◆ **TASK INSTRUCTIONS**: Using the listing below, report all lines holding the word "ngắn".
· · ·
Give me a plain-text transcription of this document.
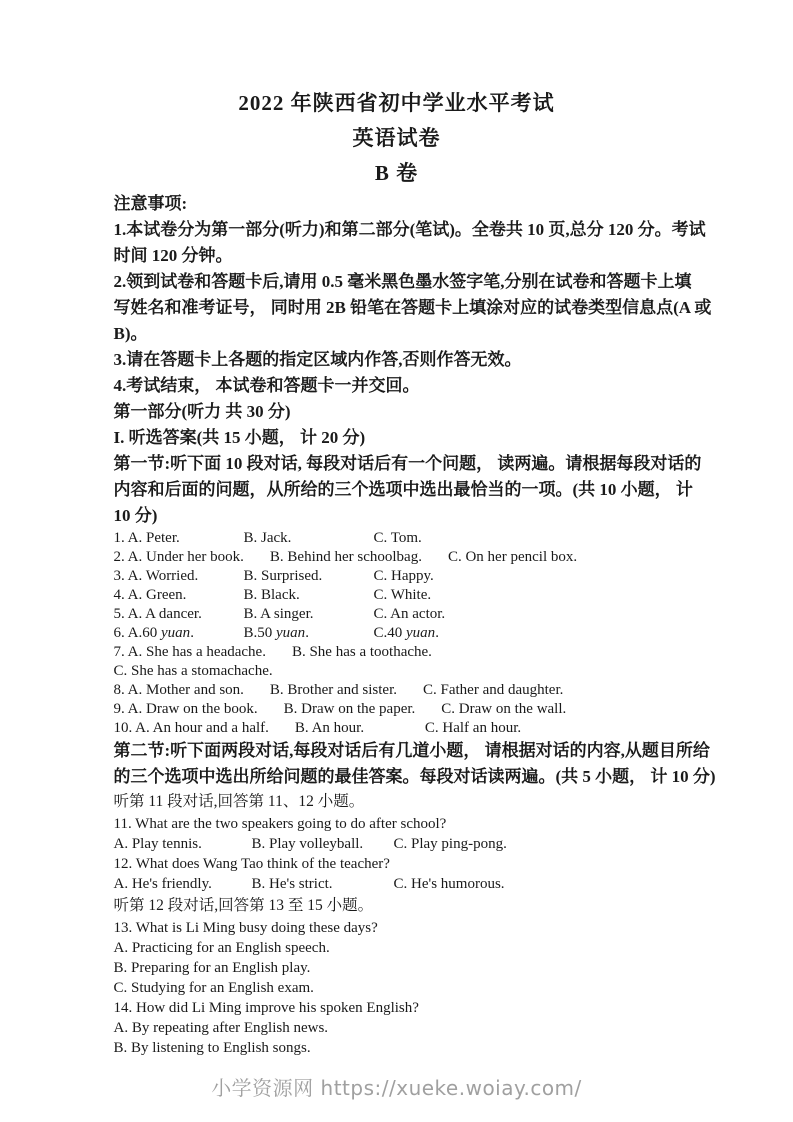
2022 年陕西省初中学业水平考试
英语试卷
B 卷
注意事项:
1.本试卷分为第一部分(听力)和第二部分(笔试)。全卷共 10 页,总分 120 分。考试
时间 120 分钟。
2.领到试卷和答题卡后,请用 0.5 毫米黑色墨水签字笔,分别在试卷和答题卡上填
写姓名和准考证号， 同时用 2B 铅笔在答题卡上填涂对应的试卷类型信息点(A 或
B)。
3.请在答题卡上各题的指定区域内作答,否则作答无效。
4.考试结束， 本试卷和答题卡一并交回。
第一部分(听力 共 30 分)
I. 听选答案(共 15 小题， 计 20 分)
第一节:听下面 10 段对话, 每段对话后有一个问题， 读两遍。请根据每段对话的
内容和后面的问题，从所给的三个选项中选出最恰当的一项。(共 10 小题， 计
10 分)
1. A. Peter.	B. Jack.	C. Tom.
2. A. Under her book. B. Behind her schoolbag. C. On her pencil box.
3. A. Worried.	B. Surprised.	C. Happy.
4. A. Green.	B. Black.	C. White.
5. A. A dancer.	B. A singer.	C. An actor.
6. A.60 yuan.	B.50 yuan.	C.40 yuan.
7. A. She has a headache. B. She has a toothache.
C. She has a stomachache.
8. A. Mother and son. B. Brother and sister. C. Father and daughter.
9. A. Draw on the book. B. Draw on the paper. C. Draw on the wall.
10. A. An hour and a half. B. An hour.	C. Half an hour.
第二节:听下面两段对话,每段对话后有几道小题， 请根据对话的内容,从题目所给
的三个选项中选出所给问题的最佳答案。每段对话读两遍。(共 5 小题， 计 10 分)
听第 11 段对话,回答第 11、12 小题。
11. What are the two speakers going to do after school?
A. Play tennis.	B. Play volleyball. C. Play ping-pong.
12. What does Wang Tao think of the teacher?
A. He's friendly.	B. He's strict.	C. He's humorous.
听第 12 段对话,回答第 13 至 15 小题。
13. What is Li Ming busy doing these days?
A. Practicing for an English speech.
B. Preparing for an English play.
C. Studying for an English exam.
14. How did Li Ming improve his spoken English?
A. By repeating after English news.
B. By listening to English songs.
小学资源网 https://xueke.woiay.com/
· · ·
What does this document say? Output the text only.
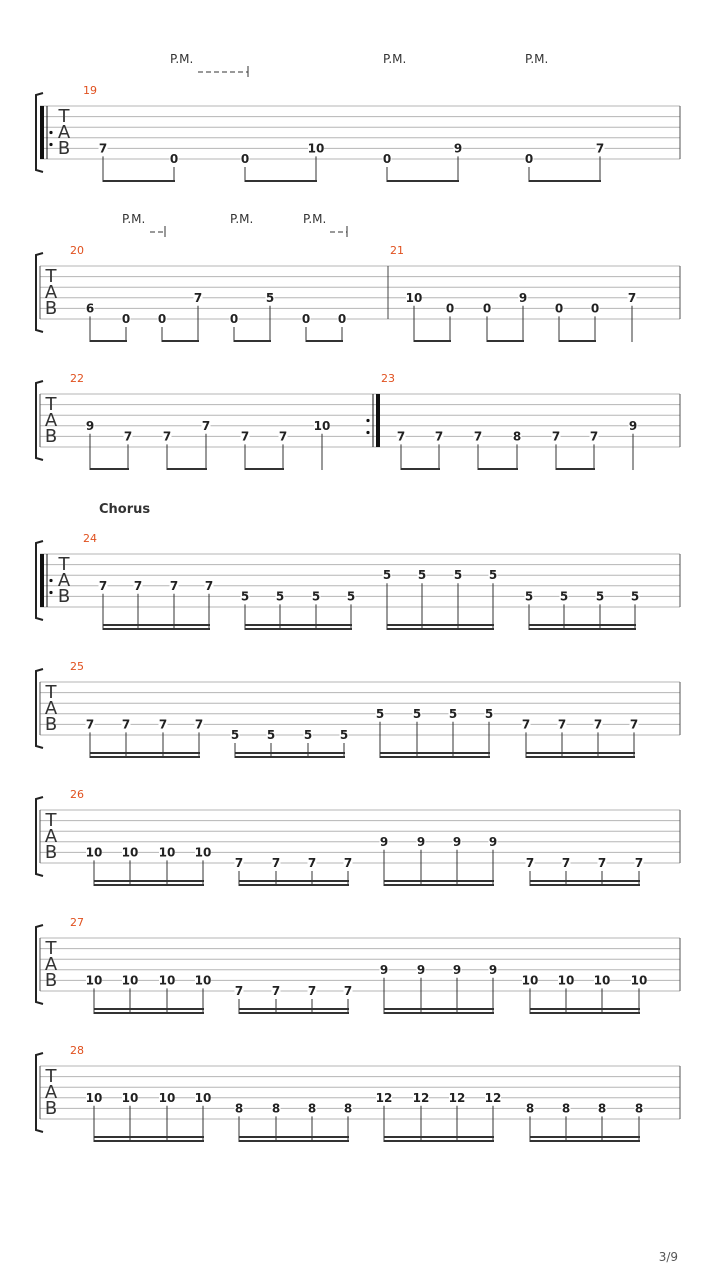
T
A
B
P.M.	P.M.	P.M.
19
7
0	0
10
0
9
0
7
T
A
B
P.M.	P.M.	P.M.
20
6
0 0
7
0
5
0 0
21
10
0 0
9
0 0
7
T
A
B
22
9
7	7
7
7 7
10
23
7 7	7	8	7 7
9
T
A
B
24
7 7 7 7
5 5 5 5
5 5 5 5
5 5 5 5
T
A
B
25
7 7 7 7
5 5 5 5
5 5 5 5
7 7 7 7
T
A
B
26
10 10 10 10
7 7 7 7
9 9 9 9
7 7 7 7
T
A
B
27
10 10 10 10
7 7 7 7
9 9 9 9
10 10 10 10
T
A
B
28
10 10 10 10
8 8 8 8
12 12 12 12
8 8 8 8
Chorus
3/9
· · ·
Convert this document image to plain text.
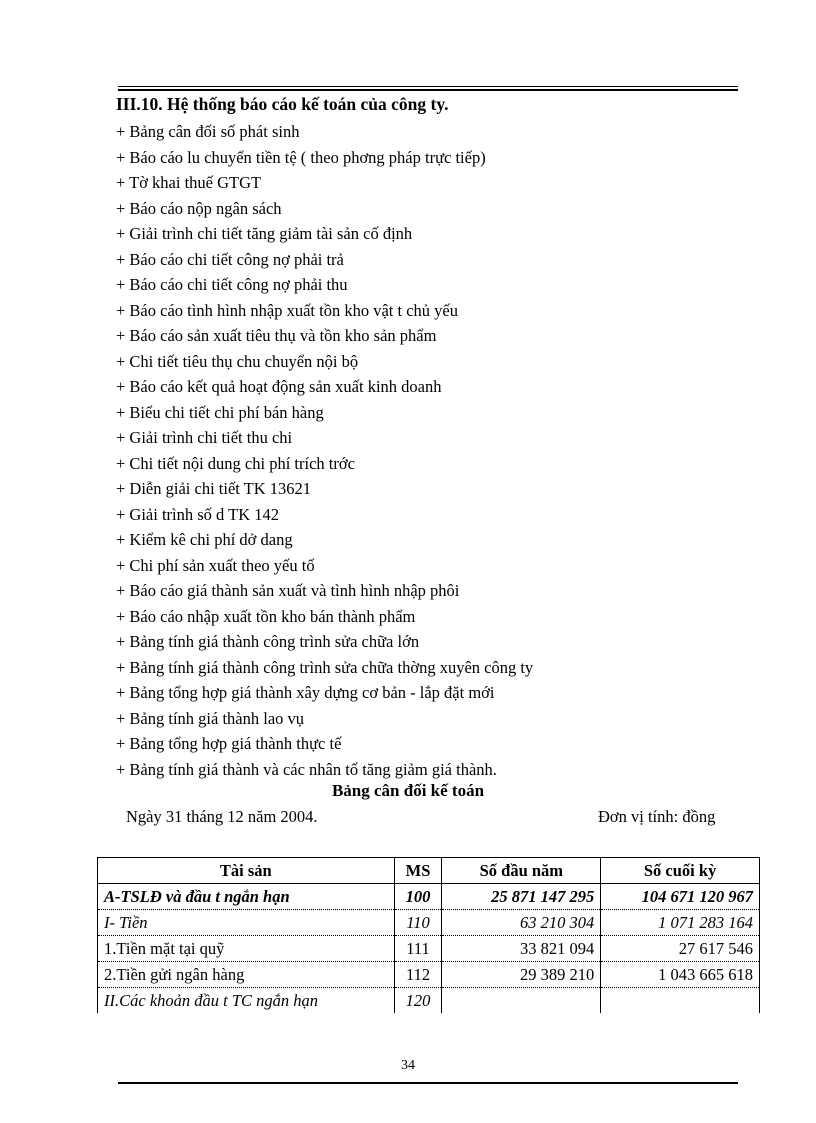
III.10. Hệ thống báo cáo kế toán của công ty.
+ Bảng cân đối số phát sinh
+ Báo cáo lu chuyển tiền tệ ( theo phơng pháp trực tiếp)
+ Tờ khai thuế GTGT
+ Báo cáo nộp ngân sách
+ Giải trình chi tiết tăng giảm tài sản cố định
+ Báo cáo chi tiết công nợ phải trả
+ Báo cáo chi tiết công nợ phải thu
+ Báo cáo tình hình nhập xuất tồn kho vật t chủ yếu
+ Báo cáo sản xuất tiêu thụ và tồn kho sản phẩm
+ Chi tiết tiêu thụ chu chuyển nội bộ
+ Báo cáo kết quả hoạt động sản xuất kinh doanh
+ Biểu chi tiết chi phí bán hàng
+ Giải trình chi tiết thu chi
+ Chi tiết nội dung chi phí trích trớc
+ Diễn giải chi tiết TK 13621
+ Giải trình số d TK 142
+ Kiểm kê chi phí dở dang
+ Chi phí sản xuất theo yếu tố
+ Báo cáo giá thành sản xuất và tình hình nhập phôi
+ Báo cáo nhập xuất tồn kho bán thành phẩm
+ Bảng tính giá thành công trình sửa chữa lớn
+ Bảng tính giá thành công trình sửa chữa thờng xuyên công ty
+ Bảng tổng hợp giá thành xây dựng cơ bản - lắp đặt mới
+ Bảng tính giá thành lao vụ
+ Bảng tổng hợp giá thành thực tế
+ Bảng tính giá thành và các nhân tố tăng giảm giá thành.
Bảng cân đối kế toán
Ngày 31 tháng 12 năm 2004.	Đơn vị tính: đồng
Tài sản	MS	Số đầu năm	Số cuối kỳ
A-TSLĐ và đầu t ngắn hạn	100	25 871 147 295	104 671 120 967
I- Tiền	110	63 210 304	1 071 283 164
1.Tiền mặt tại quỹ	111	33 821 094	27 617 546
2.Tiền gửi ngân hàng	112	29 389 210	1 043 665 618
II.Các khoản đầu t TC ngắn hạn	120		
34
· · ·
◆ **RESULT FOR THIS TASK**:
A-TSLĐ và đầu t ngắn hạn	100	25 871 147 295	104 671 120 967
II.Các khoản đầu t TC ngắn hạn	120		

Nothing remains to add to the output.